***** The records *****

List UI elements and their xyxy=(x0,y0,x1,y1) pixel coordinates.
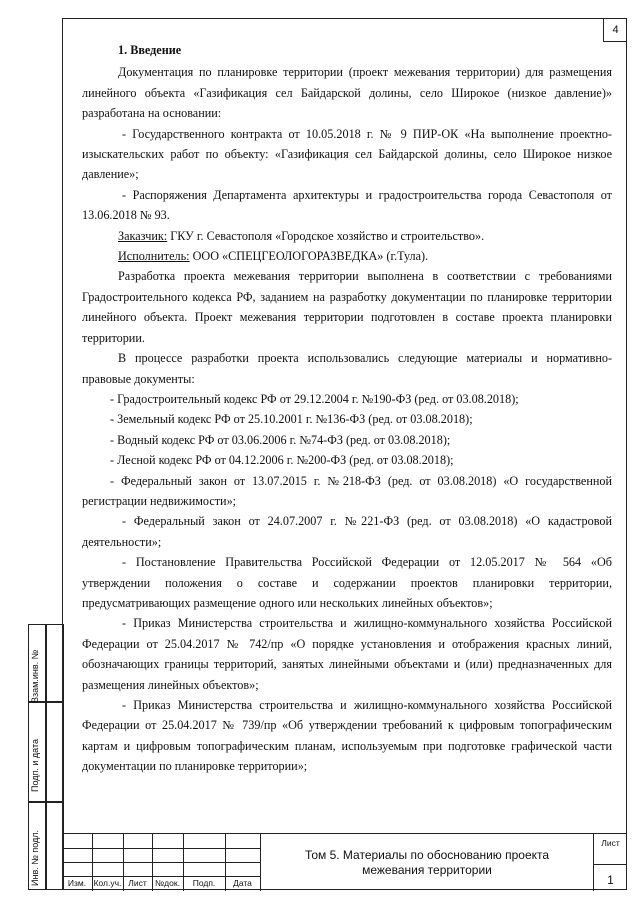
stamp-columns xyxy=(62,834,260,891)
section-heading: 1. Введение xyxy=(118,43,182,57)
contractor-label: Исполнитель: xyxy=(118,249,190,264)
title-block-stamp xyxy=(62,833,627,890)
list-item-leskodeks: - Лесной кодекс РФ от 04.12.2006 г. №200-ФЗ (ред. от 03.08.2018); xyxy=(110,453,454,468)
sheet-box xyxy=(593,834,627,891)
side-label-podp: Подп. и дата xyxy=(30,738,40,792)
sheet-number: 1 xyxy=(594,864,627,887)
side-label-vzam: Взам.инв. № xyxy=(30,649,40,703)
stamp-col-koluch: Кол.уч. xyxy=(93,878,122,888)
list-item-vodkodeks: - Водный кодекс РФ от 03.06.2006 г. №74-ФЗ (ред. от 03.08.2018); xyxy=(110,432,451,447)
customer-label: Заказчик: xyxy=(118,228,168,243)
paragraph-order: - Распоряжения Департамента архитектуры и градостроительства города Севастополя от 13.06.2018 № 93. xyxy=(82,187,612,223)
contractor-value: ООО «СПЕЦГЕОЛОГОРАЗВЕДКА» (г.Тула). xyxy=(189,249,429,264)
paragraph-contract: - Государственного контракта от 10.05.2018 г. № 9 ПИР-ОК «На выполнение проектно-изыскательских работ по объекту: «Газификация сел Байдарской долины, село Широкое низкое давление»; xyxy=(82,126,612,182)
list-item-gradkodeks: - Градостроительный кодекс РФ от 29.12.2004 г. №190-ФЗ (ред. от 03.08.2018); xyxy=(110,391,519,406)
paragraph-customer xyxy=(82,226,612,246)
stamp-col-ndok: №док. xyxy=(155,878,180,888)
stamp-col-data: Дата xyxy=(233,878,252,888)
side-cell-vzam-value xyxy=(46,624,64,702)
list-item-prikaz-742: - Приказ Министерства строительства и жилищно-коммунального хозяйства Российской Федерации от 25.04.2017 № 742/пр «О порядке установления и отображения красных линий, обозначающих границы территорий, занятых линейными объектами и (или) предназначенных для размещения линейных объектов»; xyxy=(82,616,612,692)
list-item-prikaz-739: - Приказ Министерства строительства и жилищно-коммунального хозяйства Российской Федерации от 25.04.2017 № 739/пр «Об утверждении требований к цифровым топографическим картам и цифровым топографическим планам, используемым при подготовке графической части документации по планировке территории»; xyxy=(82,698,612,774)
side-stamp-strip xyxy=(28,624,64,890)
stamp-title-line1: Том 5. Материалы по обоснованию проекта xyxy=(304,847,550,862)
list-item-fz221: - Федеральный закон от 24.07.2007 г. №221-ФЗ (ред. от 03.08.2018) «О кадастровой деятельности»; xyxy=(82,514,612,549)
stamp-title xyxy=(260,834,593,891)
list-item-fz218: - Федеральный закон от 13.07.2015 г. №218-ФЗ (ред. от 03.08.2018) «О государственной регистрации недвижимости»; xyxy=(82,473,612,508)
paragraph-materials: В процессе разработки проекта использовались следующие материалы и нормативно-правовые документы: xyxy=(82,351,612,386)
side-cell-podp-value xyxy=(46,702,64,802)
paragraph-development: Разработка проекта межевания территории выполнена в соответствии с требованиями Градостроительного кодекса РФ, заданием на разработку документации по планировке территории линейного объекта. Проект межевания территории подготовлен в составе проекта планировки территории. xyxy=(82,269,612,345)
side-label-inv: Инв. № подл. xyxy=(30,829,40,886)
list-item-zemkodeks: - Земельный кодекс РФ от 25.10.2001 г. №136-ФЗ (ред. от 03.08.2018); xyxy=(110,412,473,427)
customer-value: ГКУ г. Севастополя «Городское хозяйство и строительство». xyxy=(167,228,485,243)
paragraph-basis: Документация по планировке территории (проект межевания территории) для размещения линейного объекта «Газификация сел Байдарской долины, село Широкое (низкое давление)» разработана на основании: xyxy=(82,65,612,121)
page-number: 4 xyxy=(603,18,627,42)
stamp-col-podp: Подп. xyxy=(192,878,216,888)
sheet-label: Лист xyxy=(601,838,620,848)
stamp-col-list: Лист xyxy=(128,878,147,888)
stamp-title-line2: межевания территории xyxy=(362,862,492,877)
paragraph-contractor xyxy=(82,246,612,266)
list-item-postanovlenie: - Постановление Правительства Российской Федерации от 12.05.2017 № 564 «Об утверждении положения о составе и содержании проектов планировки территории, предусматривающих размещение одного или нескольких линейных объектов»; xyxy=(82,555,612,610)
stamp-col-izm: Изм. xyxy=(67,878,87,888)
document-body xyxy=(82,40,612,777)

*****

> Your goal:
Recast everything in the material above, from the line containing "stamp-columns xyxy=(62,834,260,891)" down to the line containing "customer-label: Заказчик: xyxy=(118,228,168,243)", as a Markdown table with the columns Row and Line. Give each line a row number and leave out any blank lines.

> Result for this task:
| Row | Line |
|---|---|
| 1 | stamp-columns xyxy=(62,834,260,891) |
| 2 | section-heading: 1. Введение xyxy=(118,43,182,57) |
| 3 | contractor-label: Исполнитель: xyxy=(118,249,190,264) |
| 4 | title-block-stamp xyxy=(62,833,627,890) |
| 5 | list-item-leskodeks: - Лесной кодекс РФ от 04.12.2006 г. №200-ФЗ (ред. от 03.08.2018); xyxy=(110,453,454,468) |
| 6 | sheet-box xyxy=(593,834,627,891) |
| 7 | side-label-podp: Подп. и дата xyxy=(30,738,40,792) |
| 8 | sheet-number: 1 xyxy=(594,864,627,887) |
| 9 | side-label-vzam: Взам.инв. № xyxy=(30,649,40,703) |
| 10 | stamp-col-koluch: Кол.уч. xyxy=(93,878,122,888) |
| 11 | list-item-vodkodeks: - Водный кодекс РФ от 03.06.2006 г. №74-ФЗ (ред. от 03.08.2018); xyxy=(110,432,451,447) |
| 12 | customer-label: Заказчик: xyxy=(118,228,168,243) |